THE EXERCISE: Exactly repeat the material, dropping only the pictures.

Lines of data:
***

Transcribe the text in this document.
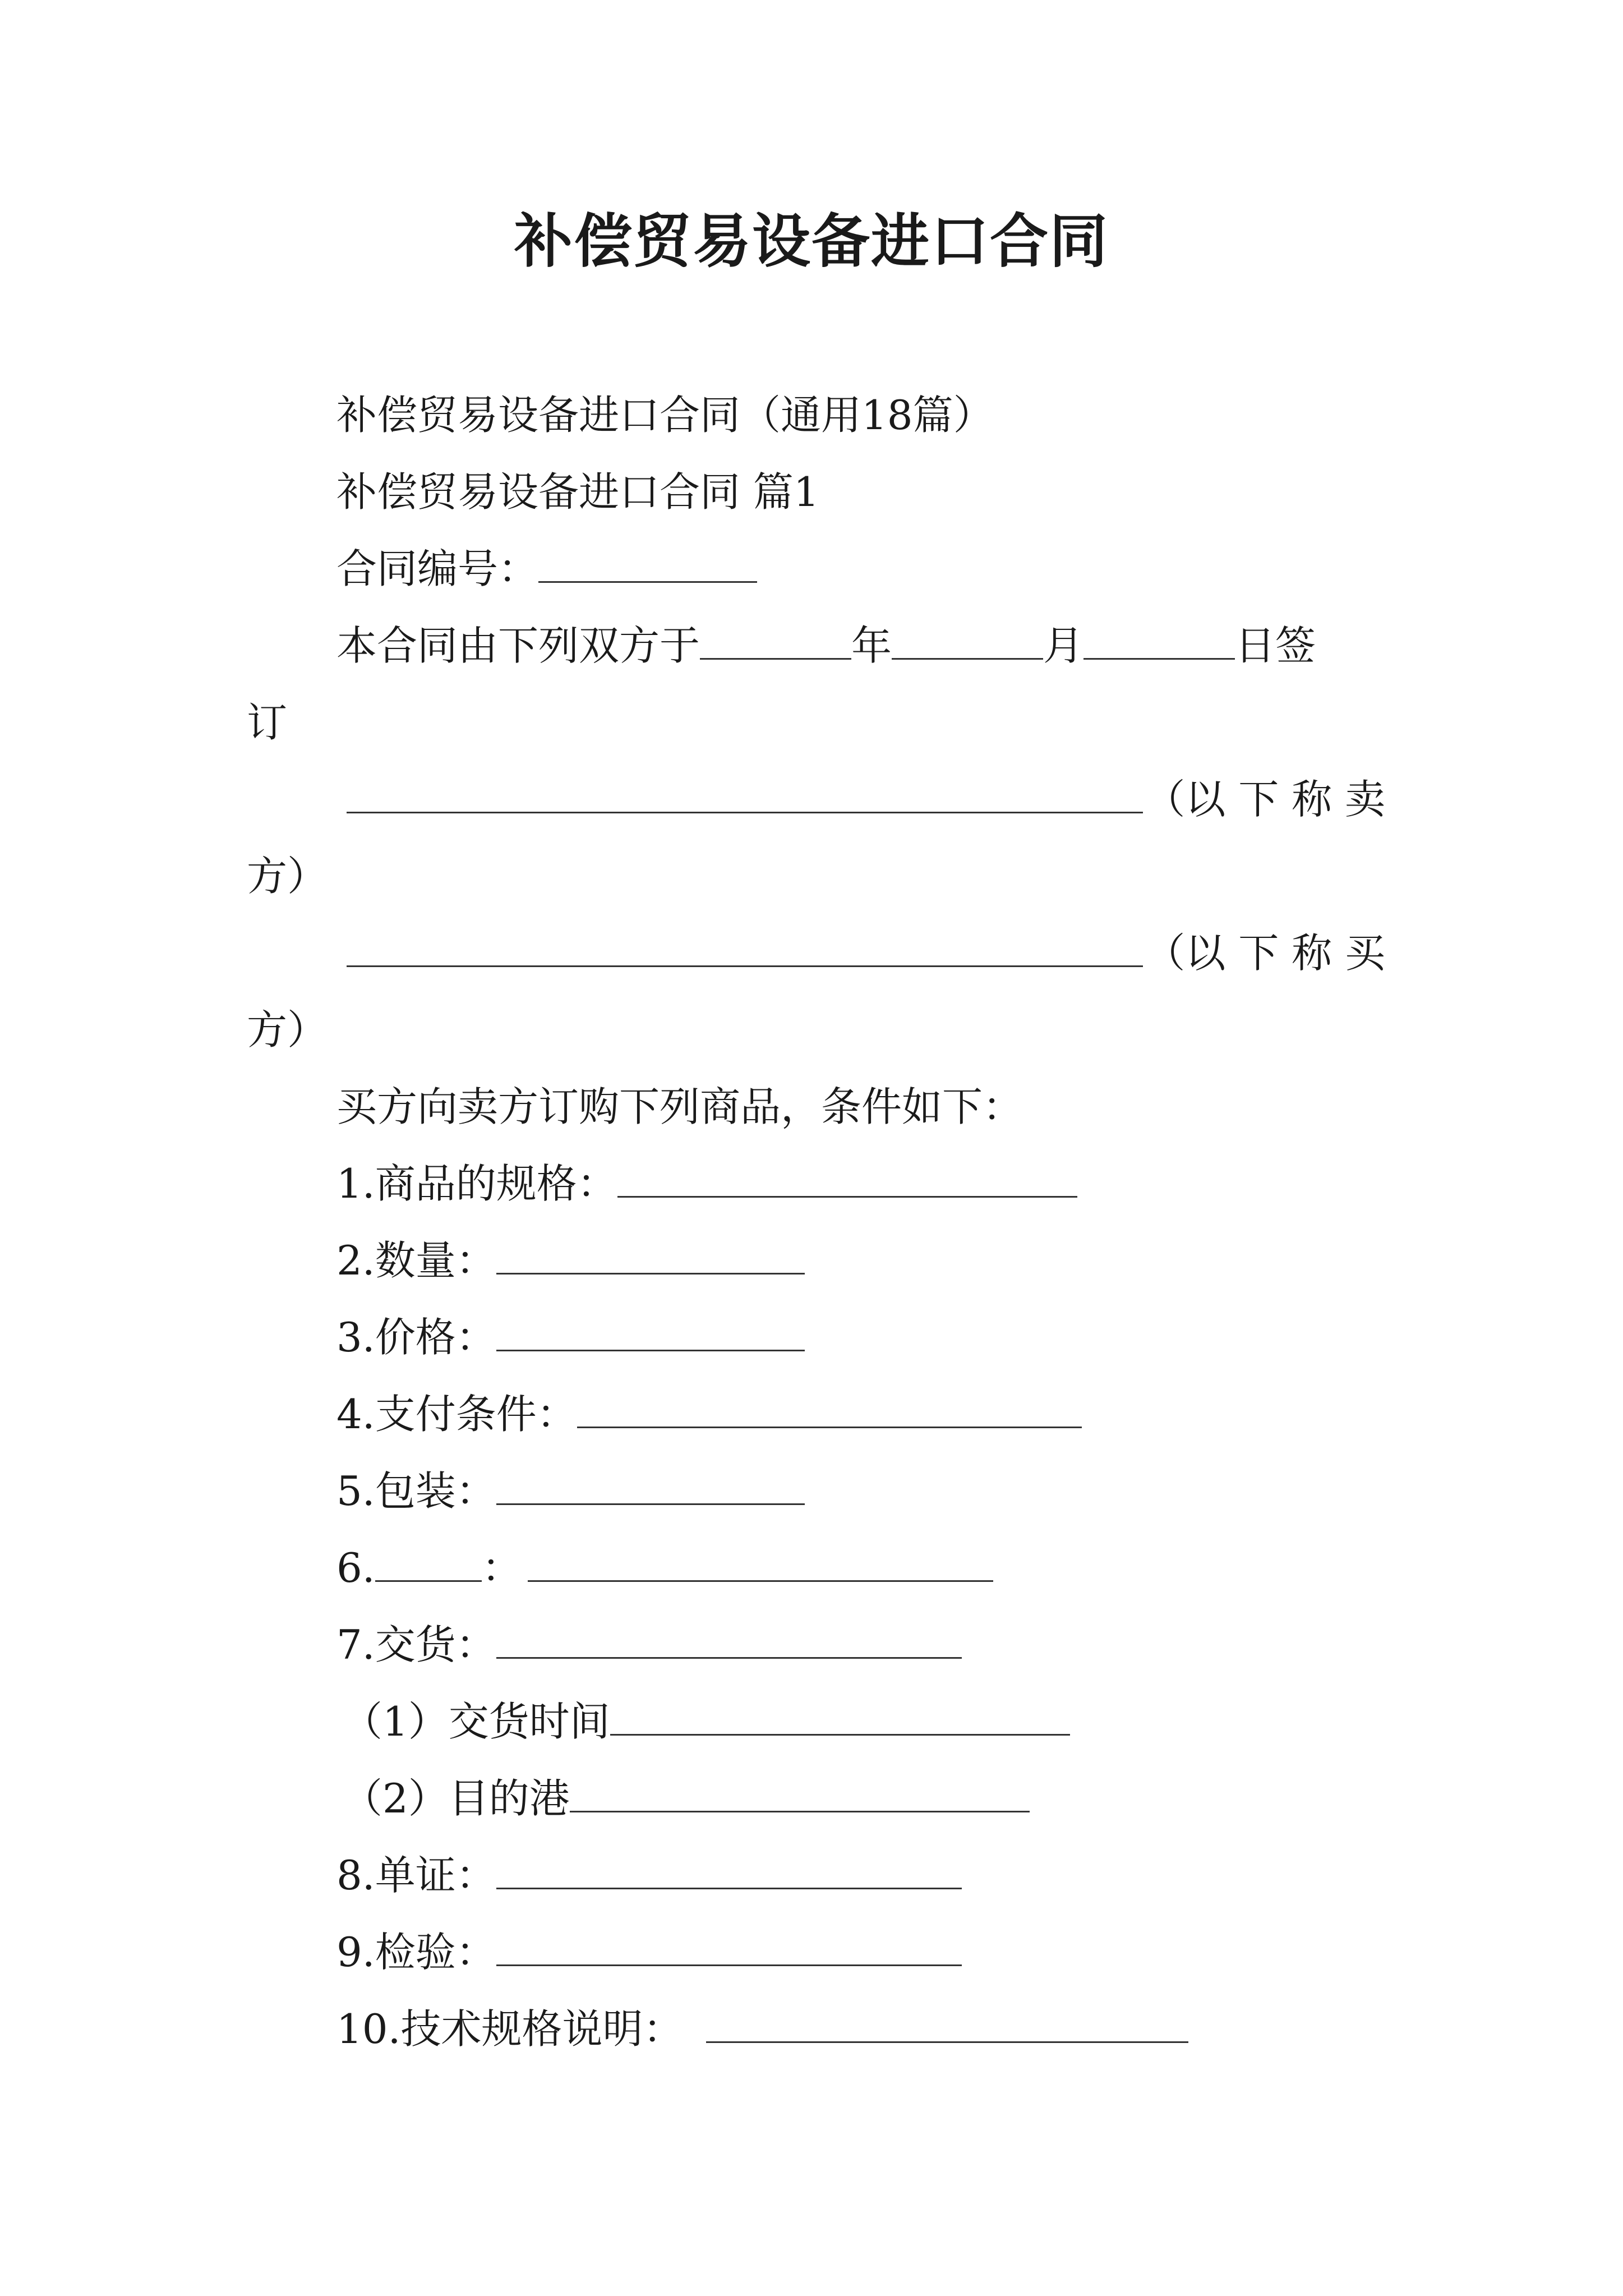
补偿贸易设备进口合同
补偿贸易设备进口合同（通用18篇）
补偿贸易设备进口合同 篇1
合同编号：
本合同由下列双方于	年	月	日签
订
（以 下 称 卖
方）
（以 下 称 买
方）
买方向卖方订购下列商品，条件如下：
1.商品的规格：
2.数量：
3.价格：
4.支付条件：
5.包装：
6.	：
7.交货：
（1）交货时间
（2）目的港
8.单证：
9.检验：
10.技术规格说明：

***

SOLUTION TO THE PROBLEM:
Transcribe the text in this document.
补偿贸易设备进口合同
补偿贸易设备进口合同（通用18篇）
补偿贸易设备进口合同 篇1
合同编号：
本合同由下列双方于	年	月	日签
订
（以 下 称 卖
方）
（以 下 称 买
方）
买方向卖方订购下列商品，条件如下：
1.商品的规格：
2.数量：
3.价格：
4.支付条件：
5.包装：
6.	：
7.交货：
（1）交货时间
（2）目的港
8.单证：
9.检验：
10.技术规格说明：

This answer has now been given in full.